STUDY QUESTIONS.
- a) According to the passage on online exam proctoring, what does Proctorio use artificial intelligence to do?
- b) In the passage on online exam proctoring, take the part between "For instance, Examity" and "from their screens.", inclusive, and write it out again, swapping "artificial intelligence" for "machine learning".

The coronavirus pandemic and its associated lockdown in most countries has forced major changes in the way people live, work and study. Online learning is now routine for many, and is largely unproblematic, not least because it has been used for many years. However, online testing is more tricky, since there is a concern by many teachers that students might use their isolated situation to cheat during exams. One person's problem is another person's opportunity, and there are a number of proctoring services that claim to stop or at least minimize cheating during online tests. One thing they have in common is that they tend to be intrusive, and show little respect for the privacy of the people they monitor.

As an article in The Verge explains, some employ humans to watch over students using Zoom video calls. That's reasonably close to a traditional setup, where a teacher or proctor watches students in an exam hall. But there are also webcam-based automated approaches, as explored by Vox:

For instance, Examity also uses AI to verify students' identities, analyze their keystrokes, and, of course, ensure they're not cheating. Proctorio uses artificial intelligence to conduct gaze detection, which tracks whether a student is looking away from their screens.

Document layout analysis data
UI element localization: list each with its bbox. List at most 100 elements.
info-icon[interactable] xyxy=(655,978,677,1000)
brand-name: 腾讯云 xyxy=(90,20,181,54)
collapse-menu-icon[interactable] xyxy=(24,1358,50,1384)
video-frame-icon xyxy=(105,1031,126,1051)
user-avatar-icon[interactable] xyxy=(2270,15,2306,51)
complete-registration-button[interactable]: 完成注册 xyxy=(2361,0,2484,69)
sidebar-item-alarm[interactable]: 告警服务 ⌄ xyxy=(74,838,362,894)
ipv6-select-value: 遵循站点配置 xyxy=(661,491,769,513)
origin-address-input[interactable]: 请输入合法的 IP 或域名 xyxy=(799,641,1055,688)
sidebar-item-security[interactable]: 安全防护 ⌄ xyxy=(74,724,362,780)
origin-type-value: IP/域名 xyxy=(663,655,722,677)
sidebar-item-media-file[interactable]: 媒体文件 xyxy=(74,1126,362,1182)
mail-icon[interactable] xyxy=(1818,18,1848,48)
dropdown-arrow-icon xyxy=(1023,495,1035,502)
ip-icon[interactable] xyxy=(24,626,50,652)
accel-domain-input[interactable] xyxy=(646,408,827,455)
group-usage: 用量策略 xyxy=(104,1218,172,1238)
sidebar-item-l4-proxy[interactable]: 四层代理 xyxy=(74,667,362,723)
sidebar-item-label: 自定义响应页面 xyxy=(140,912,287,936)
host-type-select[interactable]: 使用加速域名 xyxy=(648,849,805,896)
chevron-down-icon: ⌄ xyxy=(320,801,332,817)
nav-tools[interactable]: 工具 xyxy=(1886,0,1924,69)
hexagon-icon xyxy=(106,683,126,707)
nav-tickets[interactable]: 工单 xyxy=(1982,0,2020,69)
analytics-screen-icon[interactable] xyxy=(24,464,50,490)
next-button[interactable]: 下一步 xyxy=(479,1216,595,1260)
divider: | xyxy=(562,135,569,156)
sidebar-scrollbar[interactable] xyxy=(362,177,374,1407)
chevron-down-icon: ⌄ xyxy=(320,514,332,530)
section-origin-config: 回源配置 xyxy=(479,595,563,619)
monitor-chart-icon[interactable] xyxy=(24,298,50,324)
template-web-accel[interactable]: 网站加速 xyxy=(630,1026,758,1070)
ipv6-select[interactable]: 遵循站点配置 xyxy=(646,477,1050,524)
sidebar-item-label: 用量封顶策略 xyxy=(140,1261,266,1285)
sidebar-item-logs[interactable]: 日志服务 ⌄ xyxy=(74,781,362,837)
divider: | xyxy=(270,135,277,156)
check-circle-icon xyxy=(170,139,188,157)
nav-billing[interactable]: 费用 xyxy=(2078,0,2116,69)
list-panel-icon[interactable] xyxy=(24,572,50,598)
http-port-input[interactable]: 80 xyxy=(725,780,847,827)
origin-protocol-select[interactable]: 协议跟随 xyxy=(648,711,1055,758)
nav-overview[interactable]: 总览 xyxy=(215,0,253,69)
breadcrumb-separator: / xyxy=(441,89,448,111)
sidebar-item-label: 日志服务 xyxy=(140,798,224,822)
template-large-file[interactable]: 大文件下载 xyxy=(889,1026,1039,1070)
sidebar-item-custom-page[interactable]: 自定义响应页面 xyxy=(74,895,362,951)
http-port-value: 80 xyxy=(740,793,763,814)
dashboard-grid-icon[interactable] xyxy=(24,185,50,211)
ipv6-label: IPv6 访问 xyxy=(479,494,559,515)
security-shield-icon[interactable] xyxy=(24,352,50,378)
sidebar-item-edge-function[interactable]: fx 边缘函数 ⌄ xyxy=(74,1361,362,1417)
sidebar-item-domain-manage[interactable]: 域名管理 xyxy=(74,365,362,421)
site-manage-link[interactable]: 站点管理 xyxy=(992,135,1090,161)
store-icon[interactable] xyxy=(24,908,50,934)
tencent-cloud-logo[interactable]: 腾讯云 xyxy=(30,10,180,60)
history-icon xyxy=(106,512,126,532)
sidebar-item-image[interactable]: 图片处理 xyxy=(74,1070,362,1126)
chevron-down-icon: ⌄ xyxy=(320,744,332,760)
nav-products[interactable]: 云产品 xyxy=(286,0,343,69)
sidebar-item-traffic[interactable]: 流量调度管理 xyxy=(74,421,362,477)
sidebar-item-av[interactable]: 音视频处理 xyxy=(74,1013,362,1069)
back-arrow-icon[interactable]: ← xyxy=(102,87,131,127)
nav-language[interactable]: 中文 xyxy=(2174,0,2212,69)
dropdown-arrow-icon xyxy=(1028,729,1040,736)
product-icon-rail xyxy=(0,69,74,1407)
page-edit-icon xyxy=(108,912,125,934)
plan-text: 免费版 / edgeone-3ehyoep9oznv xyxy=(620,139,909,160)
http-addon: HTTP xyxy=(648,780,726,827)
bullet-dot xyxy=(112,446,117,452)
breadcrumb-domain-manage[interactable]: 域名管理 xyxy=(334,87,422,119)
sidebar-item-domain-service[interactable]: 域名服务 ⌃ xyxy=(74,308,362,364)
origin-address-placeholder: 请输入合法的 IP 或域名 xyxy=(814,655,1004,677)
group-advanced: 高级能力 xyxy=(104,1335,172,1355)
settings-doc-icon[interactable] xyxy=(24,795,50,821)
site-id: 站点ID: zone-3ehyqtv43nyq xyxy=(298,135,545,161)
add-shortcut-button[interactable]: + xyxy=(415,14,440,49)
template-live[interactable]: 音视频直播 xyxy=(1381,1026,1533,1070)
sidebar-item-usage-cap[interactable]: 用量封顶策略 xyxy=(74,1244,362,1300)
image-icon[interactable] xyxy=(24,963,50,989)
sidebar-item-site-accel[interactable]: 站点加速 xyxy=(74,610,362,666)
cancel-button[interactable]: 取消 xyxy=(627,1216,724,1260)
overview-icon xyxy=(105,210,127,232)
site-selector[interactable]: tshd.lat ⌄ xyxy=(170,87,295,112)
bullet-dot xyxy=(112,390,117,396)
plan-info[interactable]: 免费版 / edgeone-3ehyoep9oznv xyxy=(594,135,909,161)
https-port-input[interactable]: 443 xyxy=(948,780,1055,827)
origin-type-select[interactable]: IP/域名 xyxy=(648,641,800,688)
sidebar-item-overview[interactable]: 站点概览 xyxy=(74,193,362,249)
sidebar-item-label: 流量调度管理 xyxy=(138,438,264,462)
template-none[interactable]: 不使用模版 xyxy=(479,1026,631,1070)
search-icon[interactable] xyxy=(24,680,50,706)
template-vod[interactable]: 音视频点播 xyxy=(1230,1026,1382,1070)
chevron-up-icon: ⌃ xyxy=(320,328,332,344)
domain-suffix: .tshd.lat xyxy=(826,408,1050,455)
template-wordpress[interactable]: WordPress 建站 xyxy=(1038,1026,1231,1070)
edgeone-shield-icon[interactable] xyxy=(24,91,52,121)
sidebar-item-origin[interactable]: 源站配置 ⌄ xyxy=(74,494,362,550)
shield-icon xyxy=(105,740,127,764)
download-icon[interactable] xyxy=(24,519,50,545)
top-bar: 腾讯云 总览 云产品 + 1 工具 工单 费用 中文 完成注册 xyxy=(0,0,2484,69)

SOLUTIONS TO THE TASKS.
- a) Proctorio uses it to conduct gaze detection, which tracks whether a student is looking away from their screen.

- b)
For instance, Examity also uses AI to verify students' identities, analyze their keystrokes, and, of course, ensure they're not cheating. Proctorio uses machine learning to conduct gaze detection, which tracks whether a student is looking away from their screens.